- [EXERCISE INPUT]
## Start

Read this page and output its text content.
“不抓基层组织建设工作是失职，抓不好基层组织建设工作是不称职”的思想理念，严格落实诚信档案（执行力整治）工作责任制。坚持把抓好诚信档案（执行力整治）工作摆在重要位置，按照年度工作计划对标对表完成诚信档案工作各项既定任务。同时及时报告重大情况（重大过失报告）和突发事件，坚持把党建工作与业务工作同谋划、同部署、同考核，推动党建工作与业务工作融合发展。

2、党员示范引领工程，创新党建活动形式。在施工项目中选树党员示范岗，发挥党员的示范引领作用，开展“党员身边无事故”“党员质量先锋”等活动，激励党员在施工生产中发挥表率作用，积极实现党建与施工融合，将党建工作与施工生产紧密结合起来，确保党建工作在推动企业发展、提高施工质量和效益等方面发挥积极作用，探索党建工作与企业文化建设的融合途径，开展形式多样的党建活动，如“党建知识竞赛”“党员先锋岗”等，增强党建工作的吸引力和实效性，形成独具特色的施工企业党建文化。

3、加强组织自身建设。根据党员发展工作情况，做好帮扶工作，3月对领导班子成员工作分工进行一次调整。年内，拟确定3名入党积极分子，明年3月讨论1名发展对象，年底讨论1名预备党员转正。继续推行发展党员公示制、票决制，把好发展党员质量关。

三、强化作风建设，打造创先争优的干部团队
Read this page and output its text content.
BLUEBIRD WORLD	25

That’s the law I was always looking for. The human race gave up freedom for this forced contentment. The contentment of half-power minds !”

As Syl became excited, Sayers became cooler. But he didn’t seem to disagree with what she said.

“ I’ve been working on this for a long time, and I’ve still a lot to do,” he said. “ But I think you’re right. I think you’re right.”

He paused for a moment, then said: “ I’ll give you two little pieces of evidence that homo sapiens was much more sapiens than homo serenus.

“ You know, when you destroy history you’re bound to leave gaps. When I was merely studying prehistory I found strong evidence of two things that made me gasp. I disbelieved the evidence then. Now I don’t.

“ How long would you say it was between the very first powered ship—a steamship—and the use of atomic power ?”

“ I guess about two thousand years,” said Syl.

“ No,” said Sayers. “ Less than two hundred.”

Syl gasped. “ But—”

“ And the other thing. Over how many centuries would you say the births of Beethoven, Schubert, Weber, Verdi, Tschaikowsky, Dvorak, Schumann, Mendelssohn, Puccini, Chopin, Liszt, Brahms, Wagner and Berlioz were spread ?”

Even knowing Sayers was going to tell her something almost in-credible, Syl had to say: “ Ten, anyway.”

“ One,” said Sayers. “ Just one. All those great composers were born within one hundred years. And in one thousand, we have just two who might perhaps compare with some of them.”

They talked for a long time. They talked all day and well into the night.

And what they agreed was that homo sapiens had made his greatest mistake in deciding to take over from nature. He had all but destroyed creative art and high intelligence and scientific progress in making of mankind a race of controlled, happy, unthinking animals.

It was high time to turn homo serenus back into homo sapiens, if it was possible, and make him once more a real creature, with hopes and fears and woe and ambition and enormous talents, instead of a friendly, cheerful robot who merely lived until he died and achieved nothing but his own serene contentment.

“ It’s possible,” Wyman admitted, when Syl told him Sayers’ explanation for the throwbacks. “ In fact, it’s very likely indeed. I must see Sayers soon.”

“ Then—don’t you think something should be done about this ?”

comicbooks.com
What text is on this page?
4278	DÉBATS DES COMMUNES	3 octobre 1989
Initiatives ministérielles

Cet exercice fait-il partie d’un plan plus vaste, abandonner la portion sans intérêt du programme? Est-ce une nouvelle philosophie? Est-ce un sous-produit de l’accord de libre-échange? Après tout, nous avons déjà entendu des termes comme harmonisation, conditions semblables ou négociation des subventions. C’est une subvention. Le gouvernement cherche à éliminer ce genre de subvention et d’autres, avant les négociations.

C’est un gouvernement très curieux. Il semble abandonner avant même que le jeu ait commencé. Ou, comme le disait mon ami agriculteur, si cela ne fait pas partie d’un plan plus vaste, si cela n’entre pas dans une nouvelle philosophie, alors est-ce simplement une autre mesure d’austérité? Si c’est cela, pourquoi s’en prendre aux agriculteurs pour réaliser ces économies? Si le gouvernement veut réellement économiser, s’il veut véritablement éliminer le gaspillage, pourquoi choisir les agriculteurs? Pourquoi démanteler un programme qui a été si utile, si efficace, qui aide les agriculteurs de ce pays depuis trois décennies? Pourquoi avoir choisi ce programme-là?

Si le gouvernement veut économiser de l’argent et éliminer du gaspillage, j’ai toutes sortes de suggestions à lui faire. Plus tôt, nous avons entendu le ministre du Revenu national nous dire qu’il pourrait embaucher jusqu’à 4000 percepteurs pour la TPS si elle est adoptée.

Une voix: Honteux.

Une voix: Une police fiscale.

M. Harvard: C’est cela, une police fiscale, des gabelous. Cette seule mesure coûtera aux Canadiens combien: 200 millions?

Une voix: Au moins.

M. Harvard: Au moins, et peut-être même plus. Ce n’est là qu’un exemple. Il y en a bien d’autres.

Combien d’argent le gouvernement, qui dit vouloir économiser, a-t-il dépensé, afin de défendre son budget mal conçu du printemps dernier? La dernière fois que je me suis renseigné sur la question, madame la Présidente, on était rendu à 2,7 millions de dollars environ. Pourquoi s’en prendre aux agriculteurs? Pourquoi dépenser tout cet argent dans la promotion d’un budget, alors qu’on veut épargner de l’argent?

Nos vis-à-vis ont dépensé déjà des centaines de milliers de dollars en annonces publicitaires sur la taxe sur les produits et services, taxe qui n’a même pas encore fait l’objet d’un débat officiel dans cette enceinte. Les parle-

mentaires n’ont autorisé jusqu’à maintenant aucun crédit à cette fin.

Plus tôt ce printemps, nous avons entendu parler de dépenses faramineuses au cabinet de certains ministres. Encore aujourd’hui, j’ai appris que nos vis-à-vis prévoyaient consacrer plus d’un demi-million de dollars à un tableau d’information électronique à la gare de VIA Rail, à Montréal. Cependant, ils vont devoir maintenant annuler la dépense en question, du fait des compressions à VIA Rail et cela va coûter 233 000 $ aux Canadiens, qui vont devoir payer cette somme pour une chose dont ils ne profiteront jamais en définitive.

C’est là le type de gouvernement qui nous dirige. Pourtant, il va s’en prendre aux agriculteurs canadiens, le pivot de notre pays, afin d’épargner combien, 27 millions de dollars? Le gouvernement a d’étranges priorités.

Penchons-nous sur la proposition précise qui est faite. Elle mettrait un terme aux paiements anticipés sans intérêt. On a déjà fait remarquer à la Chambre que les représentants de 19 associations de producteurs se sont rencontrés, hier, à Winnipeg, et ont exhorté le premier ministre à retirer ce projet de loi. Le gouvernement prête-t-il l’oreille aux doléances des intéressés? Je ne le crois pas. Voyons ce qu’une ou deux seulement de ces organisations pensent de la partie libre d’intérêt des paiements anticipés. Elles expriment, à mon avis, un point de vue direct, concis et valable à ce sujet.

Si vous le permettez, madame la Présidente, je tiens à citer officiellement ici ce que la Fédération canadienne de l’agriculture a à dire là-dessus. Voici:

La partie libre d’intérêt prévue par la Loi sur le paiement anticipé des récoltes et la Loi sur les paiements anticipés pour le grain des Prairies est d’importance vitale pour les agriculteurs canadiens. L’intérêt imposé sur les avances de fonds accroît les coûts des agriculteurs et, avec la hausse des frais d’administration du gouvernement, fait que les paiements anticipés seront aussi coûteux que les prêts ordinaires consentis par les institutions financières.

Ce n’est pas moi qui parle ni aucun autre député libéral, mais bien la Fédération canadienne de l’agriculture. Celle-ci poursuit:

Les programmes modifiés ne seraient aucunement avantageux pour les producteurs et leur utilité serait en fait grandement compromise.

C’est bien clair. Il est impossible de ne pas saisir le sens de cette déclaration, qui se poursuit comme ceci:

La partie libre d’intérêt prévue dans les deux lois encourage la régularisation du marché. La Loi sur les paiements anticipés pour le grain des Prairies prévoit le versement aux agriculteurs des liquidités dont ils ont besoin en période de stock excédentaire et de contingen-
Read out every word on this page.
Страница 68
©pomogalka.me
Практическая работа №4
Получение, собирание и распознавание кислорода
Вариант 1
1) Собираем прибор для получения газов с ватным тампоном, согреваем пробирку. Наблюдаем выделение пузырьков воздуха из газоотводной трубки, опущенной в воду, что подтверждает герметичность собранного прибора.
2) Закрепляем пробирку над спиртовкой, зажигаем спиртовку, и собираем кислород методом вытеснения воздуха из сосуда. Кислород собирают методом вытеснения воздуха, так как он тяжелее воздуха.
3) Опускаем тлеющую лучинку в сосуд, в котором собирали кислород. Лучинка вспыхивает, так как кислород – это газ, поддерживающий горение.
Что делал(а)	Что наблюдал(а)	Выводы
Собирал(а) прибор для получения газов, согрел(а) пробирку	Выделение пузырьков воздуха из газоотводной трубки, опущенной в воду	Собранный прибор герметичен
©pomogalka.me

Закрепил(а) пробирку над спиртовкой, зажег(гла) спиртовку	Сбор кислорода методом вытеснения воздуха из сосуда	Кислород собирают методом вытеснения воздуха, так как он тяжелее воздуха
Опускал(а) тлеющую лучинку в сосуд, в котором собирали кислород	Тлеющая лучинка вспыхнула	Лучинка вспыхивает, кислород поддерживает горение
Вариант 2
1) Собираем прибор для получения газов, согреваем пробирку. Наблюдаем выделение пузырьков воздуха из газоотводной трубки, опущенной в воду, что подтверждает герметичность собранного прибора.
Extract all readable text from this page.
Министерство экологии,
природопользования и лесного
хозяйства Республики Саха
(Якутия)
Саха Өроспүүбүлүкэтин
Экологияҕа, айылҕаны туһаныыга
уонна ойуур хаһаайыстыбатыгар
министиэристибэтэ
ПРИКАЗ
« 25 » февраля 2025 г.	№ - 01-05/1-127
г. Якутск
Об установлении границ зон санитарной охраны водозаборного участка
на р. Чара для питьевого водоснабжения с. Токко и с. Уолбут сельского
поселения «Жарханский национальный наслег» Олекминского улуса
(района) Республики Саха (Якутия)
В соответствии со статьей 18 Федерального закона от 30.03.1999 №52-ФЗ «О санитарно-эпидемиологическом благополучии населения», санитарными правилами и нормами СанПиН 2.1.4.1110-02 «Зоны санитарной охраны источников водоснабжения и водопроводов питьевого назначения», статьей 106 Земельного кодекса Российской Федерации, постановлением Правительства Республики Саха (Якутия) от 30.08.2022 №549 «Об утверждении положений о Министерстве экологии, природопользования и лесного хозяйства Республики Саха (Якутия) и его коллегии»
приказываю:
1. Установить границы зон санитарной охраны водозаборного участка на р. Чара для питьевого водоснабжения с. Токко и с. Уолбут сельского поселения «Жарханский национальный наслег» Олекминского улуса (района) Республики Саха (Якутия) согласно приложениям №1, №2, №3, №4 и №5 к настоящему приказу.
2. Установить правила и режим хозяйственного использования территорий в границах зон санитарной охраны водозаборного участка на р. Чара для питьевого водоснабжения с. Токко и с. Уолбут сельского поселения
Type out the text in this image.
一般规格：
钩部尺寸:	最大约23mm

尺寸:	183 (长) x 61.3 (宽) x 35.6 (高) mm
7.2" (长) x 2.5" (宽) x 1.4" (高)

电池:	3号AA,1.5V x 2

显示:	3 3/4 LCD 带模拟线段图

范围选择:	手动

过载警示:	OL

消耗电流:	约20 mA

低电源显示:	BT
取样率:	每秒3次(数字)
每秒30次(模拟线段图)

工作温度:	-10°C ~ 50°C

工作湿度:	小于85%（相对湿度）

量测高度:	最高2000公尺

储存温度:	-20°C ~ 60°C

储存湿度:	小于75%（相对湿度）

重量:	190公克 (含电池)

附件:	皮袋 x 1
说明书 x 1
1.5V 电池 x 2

## End

- [AIM OF THE EXERCISE]
Find each line holding "would". Copy it out.

- [FINAL RESULT]
“ How long would you say it was between the very first powered ship—a steamship—and the use of atomic power ?”
“ And the other thing. Over how many centuries would you say the births of Beethoven, Schubert, Weber, Verdi, Tschaikowsky, Dvorak, Schumann, Mendelssohn, Puccini, Chopin, Liszt, Brahms, Wagner and Berlioz were spread ?”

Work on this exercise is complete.